[Entries taken from a collection]
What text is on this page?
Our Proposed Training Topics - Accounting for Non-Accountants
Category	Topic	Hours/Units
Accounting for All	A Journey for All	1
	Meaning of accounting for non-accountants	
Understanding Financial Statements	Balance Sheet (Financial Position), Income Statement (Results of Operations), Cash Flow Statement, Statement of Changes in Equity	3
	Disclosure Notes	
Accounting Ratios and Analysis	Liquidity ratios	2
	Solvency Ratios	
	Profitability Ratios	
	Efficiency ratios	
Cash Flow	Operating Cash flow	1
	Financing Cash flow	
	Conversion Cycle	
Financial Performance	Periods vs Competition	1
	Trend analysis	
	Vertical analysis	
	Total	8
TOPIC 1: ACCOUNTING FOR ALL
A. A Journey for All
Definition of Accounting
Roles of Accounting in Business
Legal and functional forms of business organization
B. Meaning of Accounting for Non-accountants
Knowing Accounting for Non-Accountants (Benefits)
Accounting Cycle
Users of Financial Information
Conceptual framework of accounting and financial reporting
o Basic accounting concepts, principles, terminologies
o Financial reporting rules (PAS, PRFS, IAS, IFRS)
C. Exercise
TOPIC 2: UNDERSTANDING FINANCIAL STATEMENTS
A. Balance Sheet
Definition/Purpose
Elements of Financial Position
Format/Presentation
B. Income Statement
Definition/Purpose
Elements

- _Aim_
The records above need to be transcribed in full. Keep every character unchanged.

- _Solution to the problem_
What text is on this page?
Our Proposed Training Topics - Accounting for Non-Accountants
Category	Topic	Hours/Units
Accounting for All	A Journey for All	1
	Meaning of accounting for non-accountants	
Understanding Financial Statements	Balance Sheet (Financial Position), Income Statement (Results of Operations), Cash Flow Statement, Statement of Changes in Equity	3
	Disclosure Notes	
Accounting Ratios and Analysis	Liquidity ratios	2
	Solvency Ratios	
	Profitability Ratios	
	Efficiency ratios	
Cash Flow	Operating Cash flow	1
	Financing Cash flow	
	Conversion Cycle	
Financial Performance	Periods vs Competition	1
	Trend analysis	
	Vertical analysis	
	Total	8
TOPIC 1: ACCOUNTING FOR ALL
A. A Journey for All
Definition of Accounting
Roles of Accounting in Business
Legal and functional forms of business organization
B. Meaning of Accounting for Non-accountants
Knowing Accounting for Non-Accountants (Benefits)
Accounting Cycle
Users of Financial Information
Conceptual framework of accounting and financial reporting
o Basic accounting concepts, principles, terminologies
o Financial reporting rules (PAS, PRFS, IAS, IFRS)
C. Exercise
TOPIC 2: UNDERSTANDING FINANCIAL STATEMENTS
A. Balance Sheet
Definition/Purpose
Elements of Financial Position
Format/Presentation
B. Income Statement
Definition/Purpose
Elements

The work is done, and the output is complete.